──────── Data provided

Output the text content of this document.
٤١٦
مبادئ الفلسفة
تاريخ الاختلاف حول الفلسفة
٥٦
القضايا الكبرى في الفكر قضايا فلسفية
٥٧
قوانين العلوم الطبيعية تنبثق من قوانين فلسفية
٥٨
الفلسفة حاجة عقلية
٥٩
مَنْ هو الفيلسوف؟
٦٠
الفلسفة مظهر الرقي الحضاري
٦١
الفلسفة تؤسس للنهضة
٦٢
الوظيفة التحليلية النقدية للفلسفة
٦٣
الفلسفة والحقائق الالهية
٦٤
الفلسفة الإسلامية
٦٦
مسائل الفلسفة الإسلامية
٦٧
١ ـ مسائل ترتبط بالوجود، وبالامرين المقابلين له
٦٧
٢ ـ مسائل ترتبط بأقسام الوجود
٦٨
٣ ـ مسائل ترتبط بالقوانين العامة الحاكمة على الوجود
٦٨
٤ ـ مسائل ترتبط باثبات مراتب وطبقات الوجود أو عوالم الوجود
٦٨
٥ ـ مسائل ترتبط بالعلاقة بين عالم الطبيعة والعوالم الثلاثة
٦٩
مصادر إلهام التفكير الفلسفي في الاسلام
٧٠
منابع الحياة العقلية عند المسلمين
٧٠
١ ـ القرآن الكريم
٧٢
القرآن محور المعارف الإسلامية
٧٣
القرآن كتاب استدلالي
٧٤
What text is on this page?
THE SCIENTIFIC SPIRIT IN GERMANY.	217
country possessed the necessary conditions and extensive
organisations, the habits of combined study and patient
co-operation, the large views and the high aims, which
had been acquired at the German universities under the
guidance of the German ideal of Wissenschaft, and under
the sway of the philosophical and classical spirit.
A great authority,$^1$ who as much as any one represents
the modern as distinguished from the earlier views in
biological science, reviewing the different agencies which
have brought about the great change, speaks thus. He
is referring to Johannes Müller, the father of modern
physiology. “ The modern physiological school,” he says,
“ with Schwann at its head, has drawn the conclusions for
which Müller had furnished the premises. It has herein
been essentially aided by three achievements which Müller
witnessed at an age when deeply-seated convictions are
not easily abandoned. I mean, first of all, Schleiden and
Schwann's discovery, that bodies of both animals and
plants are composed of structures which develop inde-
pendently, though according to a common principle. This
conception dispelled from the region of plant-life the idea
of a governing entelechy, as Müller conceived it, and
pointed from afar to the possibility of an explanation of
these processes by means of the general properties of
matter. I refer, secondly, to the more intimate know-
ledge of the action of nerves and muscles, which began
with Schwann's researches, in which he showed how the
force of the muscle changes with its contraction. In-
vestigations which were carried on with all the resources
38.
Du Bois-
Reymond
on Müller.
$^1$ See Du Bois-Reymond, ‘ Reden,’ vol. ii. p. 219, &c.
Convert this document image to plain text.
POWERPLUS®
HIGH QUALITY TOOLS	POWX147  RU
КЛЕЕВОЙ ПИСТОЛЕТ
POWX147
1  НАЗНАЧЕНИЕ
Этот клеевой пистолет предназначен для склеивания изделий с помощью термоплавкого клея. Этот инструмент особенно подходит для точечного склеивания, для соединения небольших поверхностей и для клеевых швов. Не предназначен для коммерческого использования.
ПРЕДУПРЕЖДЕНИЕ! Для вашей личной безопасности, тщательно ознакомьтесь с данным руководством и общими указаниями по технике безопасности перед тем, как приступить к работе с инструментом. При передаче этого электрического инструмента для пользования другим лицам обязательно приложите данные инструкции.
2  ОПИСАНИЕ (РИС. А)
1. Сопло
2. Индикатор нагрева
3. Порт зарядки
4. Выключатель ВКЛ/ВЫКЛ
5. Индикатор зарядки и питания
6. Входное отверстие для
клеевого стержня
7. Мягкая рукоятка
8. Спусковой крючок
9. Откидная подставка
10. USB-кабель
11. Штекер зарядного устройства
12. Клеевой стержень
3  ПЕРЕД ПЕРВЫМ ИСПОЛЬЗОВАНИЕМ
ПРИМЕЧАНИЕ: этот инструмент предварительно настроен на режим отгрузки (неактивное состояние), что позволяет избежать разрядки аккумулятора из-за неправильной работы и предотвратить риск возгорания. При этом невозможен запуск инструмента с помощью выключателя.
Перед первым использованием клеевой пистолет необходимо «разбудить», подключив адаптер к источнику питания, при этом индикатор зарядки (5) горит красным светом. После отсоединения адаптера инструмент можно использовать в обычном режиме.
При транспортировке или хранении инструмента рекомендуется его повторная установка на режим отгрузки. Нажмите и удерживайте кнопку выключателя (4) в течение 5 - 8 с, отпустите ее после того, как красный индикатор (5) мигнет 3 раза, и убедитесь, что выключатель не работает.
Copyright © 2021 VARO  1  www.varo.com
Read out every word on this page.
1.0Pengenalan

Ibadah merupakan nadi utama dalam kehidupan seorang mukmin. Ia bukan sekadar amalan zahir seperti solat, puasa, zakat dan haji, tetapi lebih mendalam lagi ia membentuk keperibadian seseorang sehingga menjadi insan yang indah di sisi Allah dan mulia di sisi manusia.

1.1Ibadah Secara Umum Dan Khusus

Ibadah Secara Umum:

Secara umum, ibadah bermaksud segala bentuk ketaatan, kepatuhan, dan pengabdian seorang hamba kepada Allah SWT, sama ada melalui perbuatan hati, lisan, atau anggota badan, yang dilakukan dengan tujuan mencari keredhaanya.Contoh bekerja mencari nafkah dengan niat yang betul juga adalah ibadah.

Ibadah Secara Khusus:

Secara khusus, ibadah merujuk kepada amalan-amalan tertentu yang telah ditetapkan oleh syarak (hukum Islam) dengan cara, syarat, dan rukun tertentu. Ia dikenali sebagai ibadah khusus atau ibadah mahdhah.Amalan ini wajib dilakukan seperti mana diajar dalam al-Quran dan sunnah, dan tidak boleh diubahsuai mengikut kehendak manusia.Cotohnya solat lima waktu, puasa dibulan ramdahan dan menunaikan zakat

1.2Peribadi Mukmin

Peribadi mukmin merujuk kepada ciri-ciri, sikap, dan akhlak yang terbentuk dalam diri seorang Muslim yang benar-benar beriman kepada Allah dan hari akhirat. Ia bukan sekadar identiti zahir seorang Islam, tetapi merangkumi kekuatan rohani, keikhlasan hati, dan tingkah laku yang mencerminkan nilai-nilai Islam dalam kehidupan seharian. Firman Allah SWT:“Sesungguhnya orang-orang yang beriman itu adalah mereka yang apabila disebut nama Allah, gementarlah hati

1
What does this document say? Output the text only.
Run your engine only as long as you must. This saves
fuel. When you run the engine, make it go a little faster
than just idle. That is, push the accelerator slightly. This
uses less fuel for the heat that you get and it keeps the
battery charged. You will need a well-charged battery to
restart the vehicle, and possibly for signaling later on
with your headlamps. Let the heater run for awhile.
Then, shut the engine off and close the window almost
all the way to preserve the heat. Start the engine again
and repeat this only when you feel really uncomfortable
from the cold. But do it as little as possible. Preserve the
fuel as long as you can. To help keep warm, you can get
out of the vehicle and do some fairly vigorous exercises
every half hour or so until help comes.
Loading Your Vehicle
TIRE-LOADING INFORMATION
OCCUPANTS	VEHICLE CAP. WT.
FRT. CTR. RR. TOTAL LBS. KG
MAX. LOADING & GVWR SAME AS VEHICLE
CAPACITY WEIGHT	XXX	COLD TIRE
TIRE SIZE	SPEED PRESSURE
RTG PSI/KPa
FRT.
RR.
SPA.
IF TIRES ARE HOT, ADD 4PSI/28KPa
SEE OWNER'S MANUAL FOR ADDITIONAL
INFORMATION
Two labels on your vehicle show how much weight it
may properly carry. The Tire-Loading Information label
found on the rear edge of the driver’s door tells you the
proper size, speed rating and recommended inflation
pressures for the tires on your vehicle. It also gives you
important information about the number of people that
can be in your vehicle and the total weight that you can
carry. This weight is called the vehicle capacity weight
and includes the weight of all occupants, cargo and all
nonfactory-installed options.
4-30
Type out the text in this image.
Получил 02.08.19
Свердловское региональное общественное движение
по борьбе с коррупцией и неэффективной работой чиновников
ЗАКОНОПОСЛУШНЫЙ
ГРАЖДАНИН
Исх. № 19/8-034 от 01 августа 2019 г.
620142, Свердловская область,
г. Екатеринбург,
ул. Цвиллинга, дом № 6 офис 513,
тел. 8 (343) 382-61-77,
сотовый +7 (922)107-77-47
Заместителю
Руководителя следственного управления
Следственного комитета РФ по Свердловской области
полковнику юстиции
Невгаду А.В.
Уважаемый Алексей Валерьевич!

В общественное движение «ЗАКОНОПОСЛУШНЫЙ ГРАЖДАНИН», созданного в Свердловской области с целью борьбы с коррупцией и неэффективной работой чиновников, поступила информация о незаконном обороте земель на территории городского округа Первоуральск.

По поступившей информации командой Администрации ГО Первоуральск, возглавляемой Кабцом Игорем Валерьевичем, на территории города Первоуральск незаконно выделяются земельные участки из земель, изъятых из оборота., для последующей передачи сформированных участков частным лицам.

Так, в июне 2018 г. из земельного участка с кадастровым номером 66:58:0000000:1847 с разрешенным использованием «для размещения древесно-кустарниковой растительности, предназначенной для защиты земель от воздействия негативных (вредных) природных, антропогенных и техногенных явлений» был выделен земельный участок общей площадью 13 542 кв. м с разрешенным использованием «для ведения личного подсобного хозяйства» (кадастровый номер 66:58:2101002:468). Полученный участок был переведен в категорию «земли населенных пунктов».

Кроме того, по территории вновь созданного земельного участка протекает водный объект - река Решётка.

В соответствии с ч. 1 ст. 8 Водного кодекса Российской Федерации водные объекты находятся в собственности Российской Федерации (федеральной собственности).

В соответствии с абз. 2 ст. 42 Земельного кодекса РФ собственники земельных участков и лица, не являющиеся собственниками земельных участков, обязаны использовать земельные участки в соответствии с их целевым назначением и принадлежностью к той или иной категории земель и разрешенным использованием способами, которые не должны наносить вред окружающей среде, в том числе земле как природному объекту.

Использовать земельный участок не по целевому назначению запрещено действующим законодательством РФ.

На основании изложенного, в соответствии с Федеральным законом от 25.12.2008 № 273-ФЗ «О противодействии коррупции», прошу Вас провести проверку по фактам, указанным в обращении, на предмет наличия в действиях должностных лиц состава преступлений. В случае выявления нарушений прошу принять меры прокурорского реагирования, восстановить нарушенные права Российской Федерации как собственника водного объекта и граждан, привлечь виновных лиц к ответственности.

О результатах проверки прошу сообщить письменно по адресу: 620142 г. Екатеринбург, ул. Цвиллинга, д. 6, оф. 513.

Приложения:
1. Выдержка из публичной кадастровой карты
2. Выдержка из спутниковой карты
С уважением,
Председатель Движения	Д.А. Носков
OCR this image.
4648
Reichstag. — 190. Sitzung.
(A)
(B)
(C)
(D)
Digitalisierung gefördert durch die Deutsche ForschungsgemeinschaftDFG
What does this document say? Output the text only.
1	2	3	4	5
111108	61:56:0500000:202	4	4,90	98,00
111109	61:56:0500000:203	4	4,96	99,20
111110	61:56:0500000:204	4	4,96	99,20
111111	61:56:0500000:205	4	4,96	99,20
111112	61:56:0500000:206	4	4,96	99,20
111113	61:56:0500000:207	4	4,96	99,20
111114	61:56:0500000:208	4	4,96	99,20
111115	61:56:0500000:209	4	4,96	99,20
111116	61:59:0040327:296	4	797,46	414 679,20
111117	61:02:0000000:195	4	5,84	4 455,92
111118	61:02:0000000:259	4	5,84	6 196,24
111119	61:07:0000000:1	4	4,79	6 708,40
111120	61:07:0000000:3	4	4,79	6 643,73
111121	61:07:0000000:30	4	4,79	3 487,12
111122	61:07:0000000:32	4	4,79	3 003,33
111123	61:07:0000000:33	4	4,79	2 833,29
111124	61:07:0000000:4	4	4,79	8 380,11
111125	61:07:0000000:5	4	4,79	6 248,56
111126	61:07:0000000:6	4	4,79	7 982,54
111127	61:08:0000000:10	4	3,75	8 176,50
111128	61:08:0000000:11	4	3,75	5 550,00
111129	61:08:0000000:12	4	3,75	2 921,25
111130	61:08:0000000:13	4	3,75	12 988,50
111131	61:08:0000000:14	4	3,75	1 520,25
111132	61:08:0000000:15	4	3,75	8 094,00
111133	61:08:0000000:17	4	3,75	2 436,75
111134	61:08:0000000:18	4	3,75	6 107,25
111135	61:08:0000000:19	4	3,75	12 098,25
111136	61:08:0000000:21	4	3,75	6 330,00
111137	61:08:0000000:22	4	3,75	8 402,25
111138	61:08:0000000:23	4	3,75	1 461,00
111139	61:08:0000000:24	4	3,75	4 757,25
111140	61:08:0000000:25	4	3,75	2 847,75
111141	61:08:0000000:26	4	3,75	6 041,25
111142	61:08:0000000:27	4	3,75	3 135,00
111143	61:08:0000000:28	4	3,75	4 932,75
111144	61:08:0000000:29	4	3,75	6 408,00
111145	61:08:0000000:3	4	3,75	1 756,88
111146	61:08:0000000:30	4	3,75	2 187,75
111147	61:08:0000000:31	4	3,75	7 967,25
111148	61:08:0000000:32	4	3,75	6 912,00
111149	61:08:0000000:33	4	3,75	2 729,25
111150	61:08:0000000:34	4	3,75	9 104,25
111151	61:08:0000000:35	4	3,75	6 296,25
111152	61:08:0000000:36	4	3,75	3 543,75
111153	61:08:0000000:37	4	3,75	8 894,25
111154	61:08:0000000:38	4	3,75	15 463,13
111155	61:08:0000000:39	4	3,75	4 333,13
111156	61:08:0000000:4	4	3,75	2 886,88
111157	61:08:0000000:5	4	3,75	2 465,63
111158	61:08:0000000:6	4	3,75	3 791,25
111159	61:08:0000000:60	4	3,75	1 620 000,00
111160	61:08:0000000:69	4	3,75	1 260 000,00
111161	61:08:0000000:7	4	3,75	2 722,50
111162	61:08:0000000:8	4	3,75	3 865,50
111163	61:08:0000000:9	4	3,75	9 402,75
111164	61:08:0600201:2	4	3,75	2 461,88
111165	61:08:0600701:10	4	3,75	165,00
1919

────────────────

Find the lines containing "القرآن" and pull them out.

» Written solution
١ ـ القرآن الكريم
القرآن محور المعارف الإسلامية
القرآن كتاب استدلالي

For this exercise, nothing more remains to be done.